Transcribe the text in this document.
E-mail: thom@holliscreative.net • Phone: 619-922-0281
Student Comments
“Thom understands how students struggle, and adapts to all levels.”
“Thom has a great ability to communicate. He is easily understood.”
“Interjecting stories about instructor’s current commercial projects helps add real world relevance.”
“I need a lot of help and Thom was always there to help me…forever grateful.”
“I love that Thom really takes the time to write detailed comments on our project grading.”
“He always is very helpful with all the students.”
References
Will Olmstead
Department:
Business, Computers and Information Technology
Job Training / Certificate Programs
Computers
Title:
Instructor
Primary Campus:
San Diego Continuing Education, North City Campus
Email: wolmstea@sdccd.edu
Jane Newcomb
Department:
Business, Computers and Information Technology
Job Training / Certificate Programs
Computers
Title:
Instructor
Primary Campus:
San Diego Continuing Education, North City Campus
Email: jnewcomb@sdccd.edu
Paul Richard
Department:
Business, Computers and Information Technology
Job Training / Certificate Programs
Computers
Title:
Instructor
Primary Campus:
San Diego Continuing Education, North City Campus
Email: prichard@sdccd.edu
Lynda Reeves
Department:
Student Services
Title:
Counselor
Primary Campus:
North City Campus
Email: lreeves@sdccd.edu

********

## Task prompt
From the records above, extract every entry exactly as given.

## Written solution
Transcribe the text in this document.
E-mail: thom@holliscreative.net • Phone: 619-922-0281
Student Comments
“Thom understands how students struggle, and adapts to all levels.”
“Thom has a great ability to communicate. He is easily understood.”
“Interjecting stories about instructor’s current commercial projects helps add real world relevance.”
“I need a lot of help and Thom was always there to help me…forever grateful.”
“I love that Thom really takes the time to write detailed comments on our project grading.”
“He always is very helpful with all the students.”
References
Will Olmstead
Department:
Business, Computers and Information Technology
Job Training / Certificate Programs
Computers
Title:
Instructor
Primary Campus:
San Diego Continuing Education, North City Campus
Email: wolmstea@sdccd.edu
Jane Newcomb
Department:
Business, Computers and Information Technology
Job Training / Certificate Programs
Computers
Title:
Instructor
Primary Campus:
San Diego Continuing Education, North City Campus
Email: jnewcomb@sdccd.edu
Paul Richard
Department:
Business, Computers and Information Technology
Job Training / Certificate Programs
Computers
Title:
Instructor
Primary Campus:
San Diego Continuing Education, North City Campus
Email: prichard@sdccd.edu
Lynda Reeves
Department:
Student Services
Title:
Counselor
Primary Campus:
North City Campus
Email: lreeves@sdccd.edu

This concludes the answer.